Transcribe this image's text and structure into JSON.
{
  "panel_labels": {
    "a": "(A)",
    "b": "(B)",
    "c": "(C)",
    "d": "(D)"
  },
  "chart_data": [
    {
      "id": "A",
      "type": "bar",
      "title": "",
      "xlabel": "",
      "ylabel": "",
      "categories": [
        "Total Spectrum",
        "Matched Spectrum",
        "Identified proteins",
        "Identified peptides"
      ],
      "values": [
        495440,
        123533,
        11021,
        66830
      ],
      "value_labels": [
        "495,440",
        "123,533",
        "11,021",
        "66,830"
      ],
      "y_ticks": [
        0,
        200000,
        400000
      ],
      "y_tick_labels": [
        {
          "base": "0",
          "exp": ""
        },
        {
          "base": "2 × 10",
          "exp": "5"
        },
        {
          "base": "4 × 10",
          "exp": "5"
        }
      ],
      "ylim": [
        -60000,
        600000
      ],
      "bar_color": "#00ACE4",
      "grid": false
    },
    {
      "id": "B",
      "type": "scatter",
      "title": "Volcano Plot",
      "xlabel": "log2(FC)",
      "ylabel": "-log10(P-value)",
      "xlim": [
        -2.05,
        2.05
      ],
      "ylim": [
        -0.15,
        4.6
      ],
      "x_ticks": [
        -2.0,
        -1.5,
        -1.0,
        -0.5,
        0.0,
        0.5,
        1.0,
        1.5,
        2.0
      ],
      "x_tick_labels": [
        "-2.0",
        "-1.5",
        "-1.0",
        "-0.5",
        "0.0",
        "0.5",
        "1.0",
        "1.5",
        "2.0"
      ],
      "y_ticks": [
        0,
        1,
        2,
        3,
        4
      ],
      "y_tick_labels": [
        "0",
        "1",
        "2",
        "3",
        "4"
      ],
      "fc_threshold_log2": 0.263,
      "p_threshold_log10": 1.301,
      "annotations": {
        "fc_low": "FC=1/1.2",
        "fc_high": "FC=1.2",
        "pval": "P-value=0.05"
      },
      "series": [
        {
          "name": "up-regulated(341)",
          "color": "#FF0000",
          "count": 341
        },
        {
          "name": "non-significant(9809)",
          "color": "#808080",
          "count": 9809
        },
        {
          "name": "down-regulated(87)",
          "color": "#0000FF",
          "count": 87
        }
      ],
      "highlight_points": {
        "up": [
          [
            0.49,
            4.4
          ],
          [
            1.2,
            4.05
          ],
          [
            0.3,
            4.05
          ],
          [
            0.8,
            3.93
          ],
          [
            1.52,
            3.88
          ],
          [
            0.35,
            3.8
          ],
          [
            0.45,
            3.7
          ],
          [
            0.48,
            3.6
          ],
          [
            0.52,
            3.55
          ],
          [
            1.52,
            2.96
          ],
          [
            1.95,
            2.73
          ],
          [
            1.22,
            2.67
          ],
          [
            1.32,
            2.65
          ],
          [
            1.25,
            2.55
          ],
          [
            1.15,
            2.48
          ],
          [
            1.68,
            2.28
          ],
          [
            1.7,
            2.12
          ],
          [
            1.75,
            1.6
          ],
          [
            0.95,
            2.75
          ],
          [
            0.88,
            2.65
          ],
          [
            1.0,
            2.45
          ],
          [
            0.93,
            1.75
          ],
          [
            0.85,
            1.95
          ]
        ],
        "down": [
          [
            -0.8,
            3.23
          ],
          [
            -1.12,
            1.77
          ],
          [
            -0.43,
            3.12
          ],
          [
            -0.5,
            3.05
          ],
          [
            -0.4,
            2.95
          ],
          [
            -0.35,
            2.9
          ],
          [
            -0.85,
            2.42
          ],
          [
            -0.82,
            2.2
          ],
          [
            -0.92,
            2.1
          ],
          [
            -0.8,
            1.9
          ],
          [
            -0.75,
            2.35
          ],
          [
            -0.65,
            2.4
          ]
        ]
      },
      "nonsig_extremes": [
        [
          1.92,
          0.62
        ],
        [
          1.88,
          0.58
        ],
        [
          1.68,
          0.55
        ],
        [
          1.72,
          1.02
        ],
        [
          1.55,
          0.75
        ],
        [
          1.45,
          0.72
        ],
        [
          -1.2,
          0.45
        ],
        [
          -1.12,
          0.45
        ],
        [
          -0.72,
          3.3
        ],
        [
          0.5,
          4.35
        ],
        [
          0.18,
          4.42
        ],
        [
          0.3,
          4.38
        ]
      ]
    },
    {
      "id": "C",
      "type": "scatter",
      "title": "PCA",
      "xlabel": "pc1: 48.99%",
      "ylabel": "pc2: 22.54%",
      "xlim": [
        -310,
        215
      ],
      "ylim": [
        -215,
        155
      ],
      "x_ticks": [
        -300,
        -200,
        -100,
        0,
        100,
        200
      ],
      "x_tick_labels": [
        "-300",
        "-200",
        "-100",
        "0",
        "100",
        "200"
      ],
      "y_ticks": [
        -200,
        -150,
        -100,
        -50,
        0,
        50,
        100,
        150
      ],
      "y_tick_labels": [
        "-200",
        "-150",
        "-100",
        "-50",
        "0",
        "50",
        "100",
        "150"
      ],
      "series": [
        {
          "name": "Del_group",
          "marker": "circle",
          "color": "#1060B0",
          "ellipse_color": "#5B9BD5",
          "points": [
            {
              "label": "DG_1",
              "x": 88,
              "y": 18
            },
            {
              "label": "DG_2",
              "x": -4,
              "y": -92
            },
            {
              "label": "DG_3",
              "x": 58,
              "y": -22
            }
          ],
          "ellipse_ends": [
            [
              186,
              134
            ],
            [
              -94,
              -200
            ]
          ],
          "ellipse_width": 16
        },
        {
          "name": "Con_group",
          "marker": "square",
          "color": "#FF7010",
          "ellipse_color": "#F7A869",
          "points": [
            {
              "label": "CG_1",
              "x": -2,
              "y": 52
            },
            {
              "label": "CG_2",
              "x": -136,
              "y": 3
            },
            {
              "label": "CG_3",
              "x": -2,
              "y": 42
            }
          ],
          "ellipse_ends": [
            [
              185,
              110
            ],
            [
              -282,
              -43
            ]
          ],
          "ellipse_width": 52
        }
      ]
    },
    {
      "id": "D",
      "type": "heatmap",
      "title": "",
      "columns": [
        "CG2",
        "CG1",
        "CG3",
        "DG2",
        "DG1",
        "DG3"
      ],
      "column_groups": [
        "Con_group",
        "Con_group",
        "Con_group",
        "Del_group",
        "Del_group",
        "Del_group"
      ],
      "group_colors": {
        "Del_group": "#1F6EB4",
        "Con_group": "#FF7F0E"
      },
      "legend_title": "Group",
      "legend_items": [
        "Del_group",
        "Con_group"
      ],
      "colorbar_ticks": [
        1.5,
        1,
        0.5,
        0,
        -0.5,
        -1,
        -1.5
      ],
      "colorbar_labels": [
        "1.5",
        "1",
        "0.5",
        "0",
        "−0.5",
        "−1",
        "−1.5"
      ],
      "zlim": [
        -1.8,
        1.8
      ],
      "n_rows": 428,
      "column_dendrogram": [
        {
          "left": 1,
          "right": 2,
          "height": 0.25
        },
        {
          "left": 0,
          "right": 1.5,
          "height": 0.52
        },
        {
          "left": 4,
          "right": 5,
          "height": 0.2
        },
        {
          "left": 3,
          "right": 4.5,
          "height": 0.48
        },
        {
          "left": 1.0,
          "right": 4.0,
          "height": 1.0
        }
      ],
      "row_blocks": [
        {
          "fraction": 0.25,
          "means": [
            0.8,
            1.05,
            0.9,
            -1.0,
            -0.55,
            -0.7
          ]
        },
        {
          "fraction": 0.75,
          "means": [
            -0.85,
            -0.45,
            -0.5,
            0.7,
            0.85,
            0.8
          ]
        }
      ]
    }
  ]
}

Exercise description:
Output the listing in full. Leave every line unchanged.

Solution for this task:
Transcribe this image's text and structure into JSON.
{
  "panel_labels": {
    "a": "(A)",
    "b": "(B)",
    "c": "(C)",
    "d": "(D)"
  },
  "chart_data": [
    {
      "id": "A",
      "type": "bar",
      "title": "",
      "xlabel": "",
      "ylabel": "",
      "categories": [
        "Total Spectrum",
        "Matched Spectrum",
        "Identified proteins",
        "Identified peptides"
      ],
      "values": [
        495440,
        123533,
        11021,
        66830
      ],
      "value_labels": [
        "495,440",
        "123,533",
        "11,021",
        "66,830"
      ],
      "y_ticks": [
        0,
        200000,
        400000
      ],
      "y_tick_labels": [
        {
          "base": "0",
          "exp": ""
        },
        {
          "base": "2 × 10",
          "exp": "5"
        },
        {
          "base": "4 × 10",
          "exp": "5"
        }
      ],
      "ylim": [
        -60000,
        600000
      ],
      "bar_color": "#00ACE4",
      "grid": false
    },
    {
      "id": "B",
      "type": "scatter",
      "title": "Volcano Plot",
      "xlabel": "log2(FC)",
      "ylabel": "-log10(P-value)",
      "xlim": [
        -2.05,
        2.05
      ],
      "ylim": [
        -0.15,
        4.6
      ],
      "x_ticks": [
        -2.0,
        -1.5,
        -1.0,
        -0.5,
        0.0,
        0.5,
        1.0,
        1.5,
        2.0
      ],
      "x_tick_labels": [
        "-2.0",
        "-1.5",
        "-1.0",
        "-0.5",
        "0.0",
        "0.5",
        "1.0",
        "1.5",
        "2.0"
      ],
      "y_ticks": [
        0,
        1,
        2,
        3,
        4
      ],
      "y_tick_labels": [
        "0",
        "1",
        "2",
        "3",
        "4"
      ],
      "fc_threshold_log2": 0.263,
      "p_threshold_log10": 1.301,
      "annotations": {
        "fc_low": "FC=1/1.2",
        "fc_high": "FC=1.2",
        "pval": "P-value=0.05"
      },
      "series": [
        {
          "name": "up-regulated(341)",
          "color": "#FF0000",
          "count": 341
        },
        {
          "name": "non-significant(9809)",
          "color": "#808080",
          "count": 9809
        },
        {
          "name": "down-regulated(87)",
          "color": "#0000FF",
          "count": 87
        }
      ],
      "highlight_points": {
        "up": [
          [
            0.49,
            4.4
          ],
          [
            1.2,
            4.05
          ],
          [
            0.3,
            4.05
          ],
          [
            0.8,
            3.93
          ],
          [
            1.52,
            3.88
          ],
          [
            0.35,
            3.8
          ],
          [
            0.45,
            3.7
          ],
          [
            0.48,
            3.6
          ],
          [
            0.52,
            3.55
          ],
          [
            1.52,
            2.96
          ],
          [
            1.95,
            2.73
          ],
          [
            1.22,
            2.67
          ],
          [
            1.32,
            2.65
          ],
          [
            1.25,
            2.55
          ],
          [
            1.15,
            2.48
          ],
          [
            1.68,
            2.28
          ],
          [
            1.7,
            2.12
          ],
          [
            1.75,
            1.6
          ],
          [
            0.95,
            2.75
          ],
          [
            0.88,
            2.65
          ],
          [
            1.0,
            2.45
          ],
          [
            0.93,
            1.75
          ],
          [
            0.85,
            1.95
          ]
        ],
        "down": [
          [
            -0.8,
            3.23
          ],
          [
            -1.12,
            1.77
          ],
          [
            -0.43,
            3.12
          ],
          [
            -0.5,
            3.05
          ],
          [
            -0.4,
            2.95
          ],
          [
            -0.35,
            2.9
          ],
          [
            -0.85,
            2.42
          ],
          [
            -0.82,
            2.2
          ],
          [
            -0.92,
            2.1
          ],
          [
            -0.8,
            1.9
          ],
          [
            -0.75,
            2.35
          ],
          [
            -0.65,
            2.4
          ]
        ]
      },
      "nonsig_extremes": [
        [
          1.92,
          0.62
        ],
        [
          1.88,
          0.58
        ],
        [
          1.68,
          0.55
        ],
        [
          1.72,
          1.02
        ],
        [
          1.55,
          0.75
        ],
        [
          1.45,
          0.72
        ],
        [
          -1.2,
          0.45
        ],
        [
          -1.12,
          0.45
        ],
        [
          -0.72,
          3.3
        ],
        [
          0.5,
          4.35
        ],
        [
          0.18,
          4.42
        ],
        [
          0.3,
          4.38
        ]
      ]
    },
    {
      "id": "C",
      "type": "scatter",
      "title": "PCA",
      "xlabel": "pc1: 48.99%",
      "ylabel": "pc2: 22.54%",
      "xlim": [
        -310,
        215
      ],
      "ylim": [
        -215,
        155
      ],
      "x_ticks": [
        -300,
        -200,
        -100,
        0,
        100,
        200
      ],
      "x_tick_labels": [
        "-300",
        "-200",
        "-100",
        "0",
        "100",
        "200"
      ],
      "y_ticks": [
        -200,
        -150,
        -100,
        -50,
        0,
        50,
        100,
        150
      ],
      "y_tick_labels": [
        "-200",
        "-150",
        "-100",
        "-50",
        "0",
        "50",
        "100",
        "150"
      ],
      "series": [
        {
          "name": "Del_group",
          "marker": "circle",
          "color": "#1060B0",
          "ellipse_color": "#5B9BD5",
          "points": [
            {
              "label": "DG_1",
              "x": 88,
              "y": 18
            },
            {
              "label": "DG_2",
              "x": -4,
              "y": -92
            },
            {
              "label": "DG_3",
              "x": 58,
              "y": -22
            }
          ],
          "ellipse_ends": [
            [
              186,
              134
            ],
            [
              -94,
              -200
            ]
          ],
          "ellipse_width": 16
        },
        {
          "name": "Con_group",
          "marker": "square",
          "color": "#FF7010",
          "ellipse_color": "#F7A869",
          "points": [
            {
              "label": "CG_1",
              "x": -2,
              "y": 52
            },
            {
              "label": "CG_2",
              "x": -136,
              "y": 3
            },
            {
              "label": "CG_3",
              "x": -2,
              "y": 42
            }
          ],
          "ellipse_ends": [
            [
              185,
              110
            ],
            [
              -282,
              -43
            ]
          ],
          "ellipse_width": 52
        }
      ]
    },
    {
      "id": "D",
      "type": "heatmap",
      "title": "",
      "columns": [
        "CG2",
        "CG1",
        "CG3",
        "DG2",
        "DG1",
        "DG3"
      ],
      "column_groups": [
        "Con_group",
        "Con_group",
        "Con_group",
        "Del_group",
        "Del_group",
        "Del_group"
      ],
      "group_colors": {
        "Del_group": "#1F6EB4",
        "Con_group": "#FF7F0E"
      },
      "legend_title": "Group",
      "legend_items": [
        "Del_group",
        "Con_group"
      ],
      "colorbar_ticks": [
        1.5,
        1,
        0.5,
        0,
        -0.5,
        -1,
        -1.5
      ],
      "colorbar_labels": [
        "1.5",
        "1",
        "0.5",
        "0",
        "−0.5",
        "−1",
        "−1.5"
      ],
      "zlim": [
        -1.8,
        1.8
      ],
      "n_rows": 428,
      "column_dendrogram": [
        {
          "left": 1,
          "right": 2,
          "height": 0.25
        },
        {
          "left": 0,
          "right": 1.5,
          "height": 0.52
        },
        {
          "left": 4,
          "right": 5,
          "height": 0.2
        },
        {
          "left": 3,
          "right": 4.5,
          "height": 0.48
        },
        {
          "left": 1.0,
          "right": 4.0,
          "height": 1.0
        }
      ],
      "row_blocks": [
        {
          "fraction": 0.25,
          "means": [
            0.8,
            1.05,
            0.9,
            -1.0,
            -0.55,
            -0.7
          ]
        },
        {
          "fraction": 0.75,
          "means": [
            -0.85,
            -0.45,
            -0.5,
            0.7,
            0.85,
            0.8
          ]
        }
      ]
    }
  ]
}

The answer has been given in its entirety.